Structured figure records:
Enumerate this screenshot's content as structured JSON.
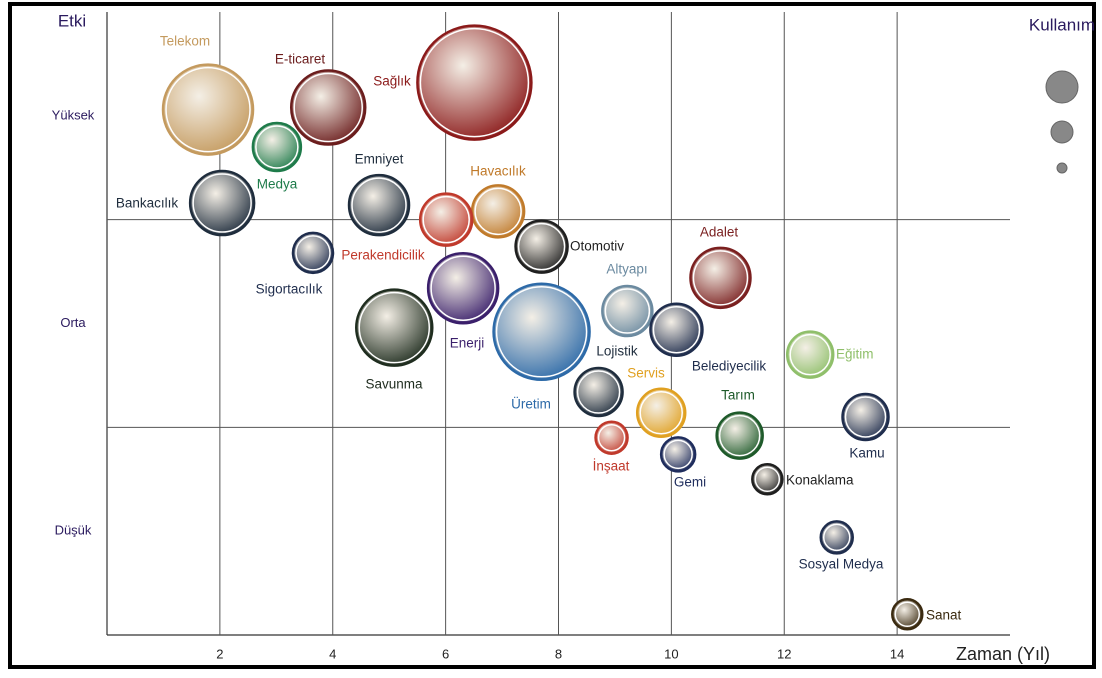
{
  "chart_data": {
    "type": "bubble",
    "y_label": "Etki",
    "x_label": "Zaman (Yıl)",
    "legend_title": "Kullanım",
    "labels": [
      "Telekom",
      "E-ticaret",
      "Sağlık",
      "Medya",
      "Bankacılık",
      "Emniyet",
      "Havacılık",
      "Perakendicilik",
      "Otomotiv",
      "Sigortacılık",
      "Adalet",
      "Altyapı",
      "Enerji",
      "Savunma",
      "Üretim",
      "Belediyecilik",
      "Lojistik",
      "Eğitim",
      "Servis",
      "Kamu",
      "Tarım",
      "İnşaat",
      "Gemi",
      "Konaklama",
      "Sosyal Medya",
      "Sanat"
    ],
    "x": [
      1.79,
      3.92,
      6.51,
      3.01,
      2.04,
      4.82,
      6.93,
      6.01,
      7.7,
      3.65,
      10.87,
      9.22,
      6.31,
      5.09,
      7.7,
      10.09,
      8.71,
      12.46,
      9.82,
      13.44,
      11.21,
      8.94,
      10.12,
      11.7,
      12.93,
      14.18
    ],
    "values": [
      2.53,
      2.54,
      2.66,
      2.35,
      2.08,
      2.07,
      2.04,
      2.0,
      1.87,
      1.84,
      1.72,
      1.56,
      1.67,
      1.48,
      1.46,
      1.47,
      1.17,
      1.35,
      1.07,
      1.05,
      0.96,
      0.95,
      0.87,
      0.75,
      0.47,
      0.1
    ],
    "sizes": [
      45,
      37,
      57,
      24,
      32,
      30,
      26,
      26,
      26,
      20,
      30,
      25,
      35,
      38,
      48,
      26,
      24,
      23,
      24,
      23,
      23,
      16,
      17,
      15,
      16,
      15
    ],
    "colors": [
      "#c49a5e",
      "#6b1d1d",
      "#8b1a1a",
      "#1e7b4a",
      "#1f2d3d",
      "#1f2d3d",
      "#c07a2a",
      "#c0392b",
      "#1f1f1f",
      "#1f2d4d",
      "#7a1f1f",
      "#6b8aa0",
      "#3a1f6b",
      "#1f2d1f",
      "#2d6aa8",
      "#1f2d4d",
      "#1f2d3d",
      "#8fbf6a",
      "#e0a020",
      "#1f2d4d",
      "#1e5a2a",
      "#c0392b",
      "#1f2d5d",
      "#1f1f1f",
      "#1f2d4d",
      "#3a2a10"
    ],
    "xlim": [
      0,
      16
    ],
    "xticks": [
      2,
      4,
      6,
      8,
      10,
      12,
      14
    ],
    "ylim": [
      0,
      3
    ],
    "yticks": [
      {
        "value": 0.5,
        "label": "Düşük"
      },
      {
        "value": 1.5,
        "label": "Orta"
      },
      {
        "value": 2.5,
        "label": "Yüksek"
      }
    ],
    "ygrid": [
      1,
      2
    ],
    "grid": true
  }
}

> What you are asked to do: Without the pictures, print the records in full, exactly as they appear.

> Problem solution:
Enumerate this screenshot's content as structured JSON.
{
  "chart_data": {
    "type": "bubble",
    "y_label": "Etki",
    "x_label": "Zaman (Yıl)",
    "legend_title": "Kullanım",
    "labels": [
      "Telekom",
      "E-ticaret",
      "Sağlık",
      "Medya",
      "Bankacılık",
      "Emniyet",
      "Havacılık",
      "Perakendicilik",
      "Otomotiv",
      "Sigortacılık",
      "Adalet",
      "Altyapı",
      "Enerji",
      "Savunma",
      "Üretim",
      "Belediyecilik",
      "Lojistik",
      "Eğitim",
      "Servis",
      "Kamu",
      "Tarım",
      "İnşaat",
      "Gemi",
      "Konaklama",
      "Sosyal Medya",
      "Sanat"
    ],
    "x": [
      1.79,
      3.92,
      6.51,
      3.01,
      2.04,
      4.82,
      6.93,
      6.01,
      7.7,
      3.65,
      10.87,
      9.22,
      6.31,
      5.09,
      7.7,
      10.09,
      8.71,
      12.46,
      9.82,
      13.44,
      11.21,
      8.94,
      10.12,
      11.7,
      12.93,
      14.18
    ],
    "values": [
      2.53,
      2.54,
      2.66,
      2.35,
      2.08,
      2.07,
      2.04,
      2.0,
      1.87,
      1.84,
      1.72,
      1.56,
      1.67,
      1.48,
      1.46,
      1.47,
      1.17,
      1.35,
      1.07,
      1.05,
      0.96,
      0.95,
      0.87,
      0.75,
      0.47,
      0.1
    ],
    "sizes": [
      45,
      37,
      57,
      24,
      32,
      30,
      26,
      26,
      26,
      20,
      30,
      25,
      35,
      38,
      48,
      26,
      24,
      23,
      24,
      23,
      23,
      16,
      17,
      15,
      16,
      15
    ],
    "colors": [
      "#c49a5e",
      "#6b1d1d",
      "#8b1a1a",
      "#1e7b4a",
      "#1f2d3d",
      "#1f2d3d",
      "#c07a2a",
      "#c0392b",
      "#1f1f1f",
      "#1f2d4d",
      "#7a1f1f",
      "#6b8aa0",
      "#3a1f6b",
      "#1f2d1f",
      "#2d6aa8",
      "#1f2d4d",
      "#1f2d3d",
      "#8fbf6a",
      "#e0a020",
      "#1f2d4d",
      "#1e5a2a",
      "#c0392b",
      "#1f2d5d",
      "#1f1f1f",
      "#1f2d4d",
      "#3a2a10"
    ],
    "xlim": [
      0,
      16
    ],
    "xticks": [
      2,
      4,
      6,
      8,
      10,
      12,
      14
    ],
    "ylim": [
      0,
      3
    ],
    "yticks": [
      {
        "value": 0.5,
        "label": "Düşük"
      },
      {
        "value": 1.5,
        "label": "Orta"
      },
      {
        "value": 2.5,
        "label": "Yüksek"
      }
    ],
    "ygrid": [
      1,
      2
    ],
    "grid": true
  }
}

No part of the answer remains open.